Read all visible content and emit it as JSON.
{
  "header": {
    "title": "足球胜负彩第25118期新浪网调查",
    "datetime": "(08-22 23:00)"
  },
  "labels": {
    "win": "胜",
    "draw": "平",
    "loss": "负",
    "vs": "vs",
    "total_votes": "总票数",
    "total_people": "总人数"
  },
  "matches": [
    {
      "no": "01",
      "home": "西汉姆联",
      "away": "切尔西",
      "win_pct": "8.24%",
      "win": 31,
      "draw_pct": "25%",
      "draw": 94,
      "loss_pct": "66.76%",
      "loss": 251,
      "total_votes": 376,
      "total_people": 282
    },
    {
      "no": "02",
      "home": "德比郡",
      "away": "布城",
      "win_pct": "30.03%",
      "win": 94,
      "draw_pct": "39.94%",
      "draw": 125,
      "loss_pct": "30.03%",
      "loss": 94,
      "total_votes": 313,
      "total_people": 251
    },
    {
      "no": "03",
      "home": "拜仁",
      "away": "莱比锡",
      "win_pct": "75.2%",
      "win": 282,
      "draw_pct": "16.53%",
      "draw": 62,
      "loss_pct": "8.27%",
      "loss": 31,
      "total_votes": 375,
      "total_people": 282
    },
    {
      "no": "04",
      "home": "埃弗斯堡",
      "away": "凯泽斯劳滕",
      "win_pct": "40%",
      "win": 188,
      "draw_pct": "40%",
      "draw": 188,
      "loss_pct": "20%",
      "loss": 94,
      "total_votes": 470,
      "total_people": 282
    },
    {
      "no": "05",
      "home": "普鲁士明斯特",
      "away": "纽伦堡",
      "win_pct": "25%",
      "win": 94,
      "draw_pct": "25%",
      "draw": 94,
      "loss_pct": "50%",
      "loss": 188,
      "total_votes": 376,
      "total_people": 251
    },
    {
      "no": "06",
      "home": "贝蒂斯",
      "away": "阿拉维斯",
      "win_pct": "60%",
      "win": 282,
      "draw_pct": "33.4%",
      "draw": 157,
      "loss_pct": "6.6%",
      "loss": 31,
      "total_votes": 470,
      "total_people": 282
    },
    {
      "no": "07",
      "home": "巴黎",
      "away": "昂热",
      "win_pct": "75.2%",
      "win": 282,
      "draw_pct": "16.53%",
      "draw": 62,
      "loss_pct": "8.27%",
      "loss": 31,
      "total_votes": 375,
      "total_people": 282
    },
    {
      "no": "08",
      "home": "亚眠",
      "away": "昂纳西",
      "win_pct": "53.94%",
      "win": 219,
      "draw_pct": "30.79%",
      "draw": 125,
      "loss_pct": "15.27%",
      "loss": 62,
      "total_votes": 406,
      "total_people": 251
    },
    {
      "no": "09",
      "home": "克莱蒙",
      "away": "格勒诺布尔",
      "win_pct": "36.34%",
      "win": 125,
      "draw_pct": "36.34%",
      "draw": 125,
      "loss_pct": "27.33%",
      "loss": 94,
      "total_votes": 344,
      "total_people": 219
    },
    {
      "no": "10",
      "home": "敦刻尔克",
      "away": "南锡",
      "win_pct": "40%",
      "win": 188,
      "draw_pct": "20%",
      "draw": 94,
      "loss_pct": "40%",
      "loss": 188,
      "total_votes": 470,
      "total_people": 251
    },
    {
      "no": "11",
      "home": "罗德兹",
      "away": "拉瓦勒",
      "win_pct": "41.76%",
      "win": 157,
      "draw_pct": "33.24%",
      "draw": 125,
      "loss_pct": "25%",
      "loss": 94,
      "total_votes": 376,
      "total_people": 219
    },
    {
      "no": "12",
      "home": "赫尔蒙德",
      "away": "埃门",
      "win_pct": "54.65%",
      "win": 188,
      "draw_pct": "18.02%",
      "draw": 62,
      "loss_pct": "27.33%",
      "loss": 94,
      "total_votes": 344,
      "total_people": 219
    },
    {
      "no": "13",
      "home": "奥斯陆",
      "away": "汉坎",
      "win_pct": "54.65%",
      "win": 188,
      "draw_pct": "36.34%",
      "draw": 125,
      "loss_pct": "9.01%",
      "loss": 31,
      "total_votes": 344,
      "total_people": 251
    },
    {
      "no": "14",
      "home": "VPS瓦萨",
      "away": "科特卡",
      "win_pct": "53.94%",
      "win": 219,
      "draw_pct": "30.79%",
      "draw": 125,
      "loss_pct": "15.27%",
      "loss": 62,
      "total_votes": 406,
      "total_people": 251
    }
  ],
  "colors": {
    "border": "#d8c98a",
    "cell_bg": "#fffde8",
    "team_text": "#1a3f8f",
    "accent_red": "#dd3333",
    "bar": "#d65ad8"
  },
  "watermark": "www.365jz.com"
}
::::::::::
▶ _YOUR INSTRUCTIONS_
Copy out each record exactly as given, omitting none.

▶ _WRITTEN ANSWER_
Read all visible content and emit it as JSON.
{
  "header": {
    "title": "足球胜负彩第25118期新浪网调查",
    "datetime": "(08-22 23:00)"
  },
  "labels": {
    "win": "胜",
    "draw": "平",
    "loss": "负",
    "vs": "vs",
    "total_votes": "总票数",
    "total_people": "总人数"
  },
  "matches": [
    {
      "no": "01",
      "home": "西汉姆联",
      "away": "切尔西",
      "win_pct": "8.24%",
      "win": 31,
      "draw_pct": "25%",
      "draw": 94,
      "loss_pct": "66.76%",
      "loss": 251,
      "total_votes": 376,
      "total_people": 282
    },
    {
      "no": "02",
      "home": "德比郡",
      "away": "布城",
      "win_pct": "30.03%",
      "win": 94,
      "draw_pct": "39.94%",
      "draw": 125,
      "loss_pct": "30.03%",
      "loss": 94,
      "total_votes": 313,
      "total_people": 251
    },
    {
      "no": "03",
      "home": "拜仁",
      "away": "莱比锡",
      "win_pct": "75.2%",
      "win": 282,
      "draw_pct": "16.53%",
      "draw": 62,
      "loss_pct": "8.27%",
      "loss": 31,
      "total_votes": 375,
      "total_people": 282
    },
    {
      "no": "04",
      "home": "埃弗斯堡",
      "away": "凯泽斯劳滕",
      "win_pct": "40%",
      "win": 188,
      "draw_pct": "40%",
      "draw": 188,
      "loss_pct": "20%",
      "loss": 94,
      "total_votes": 470,
      "total_people": 282
    },
    {
      "no": "05",
      "home": "普鲁士明斯特",
      "away": "纽伦堡",
      "win_pct": "25%",
      "win": 94,
      "draw_pct": "25%",
      "draw": 94,
      "loss_pct": "50%",
      "loss": 188,
      "total_votes": 376,
      "total_people": 251
    },
    {
      "no": "06",
      "home": "贝蒂斯",
      "away": "阿拉维斯",
      "win_pct": "60%",
      "win": 282,
      "draw_pct": "33.4%",
      "draw": 157,
      "loss_pct": "6.6%",
      "loss": 31,
      "total_votes": 470,
      "total_people": 282
    },
    {
      "no": "07",
      "home": "巴黎",
      "away": "昂热",
      "win_pct": "75.2%",
      "win": 282,
      "draw_pct": "16.53%",
      "draw": 62,
      "loss_pct": "8.27%",
      "loss": 31,
      "total_votes": 375,
      "total_people": 282
    },
    {
      "no": "08",
      "home": "亚眠",
      "away": "昂纳西",
      "win_pct": "53.94%",
      "win": 219,
      "draw_pct": "30.79%",
      "draw": 125,
      "loss_pct": "15.27%",
      "loss": 62,
      "total_votes": 406,
      "total_people": 251
    },
    {
      "no": "09",
      "home": "克莱蒙",
      "away": "格勒诺布尔",
      "win_pct": "36.34%",
      "win": 125,
      "draw_pct": "36.34%",
      "draw": 125,
      "loss_pct": "27.33%",
      "loss": 94,
      "total_votes": 344,
      "total_people": 219
    },
    {
      "no": "10",
      "home": "敦刻尔克",
      "away": "南锡",
      "win_pct": "40%",
      "win": 188,
      "draw_pct": "20%",
      "draw": 94,
      "loss_pct": "40%",
      "loss": 188,
      "total_votes": 470,
      "total_people": 251
    },
    {
      "no": "11",
      "home": "罗德兹",
      "away": "拉瓦勒",
      "win_pct": "41.76%",
      "win": 157,
      "draw_pct": "33.24%",
      "draw": 125,
      "loss_pct": "25%",
      "loss": 94,
      "total_votes": 376,
      "total_people": 219
    },
    {
      "no": "12",
      "home": "赫尔蒙德",
      "away": "埃门",
      "win_pct": "54.65%",
      "win": 188,
      "draw_pct": "18.02%",
      "draw": 62,
      "loss_pct": "27.33%",
      "loss": 94,
      "total_votes": 344,
      "total_people": 219
    },
    {
      "no": "13",
      "home": "奥斯陆",
      "away": "汉坎",
      "win_pct": "54.65%",
      "win": 188,
      "draw_pct": "36.34%",
      "draw": 125,
      "loss_pct": "9.01%",
      "loss": 31,
      "total_votes": 344,
      "total_people": 251
    },
    {
      "no": "14",
      "home": "VPS瓦萨",
      "away": "科特卡",
      "win_pct": "53.94%",
      "win": 219,
      "draw_pct": "30.79%",
      "draw": 125,
      "loss_pct": "15.27%",
      "loss": 62,
      "total_votes": 406,
      "total_people": 251
    }
  ],
  "colors": {
    "border": "#d8c98a",
    "cell_bg": "#fffde8",
    "team_text": "#1a3f8f",
    "accent_red": "#dd3333",
    "bar": "#d65ad8"
  },
  "watermark": "www.365jz.com"
}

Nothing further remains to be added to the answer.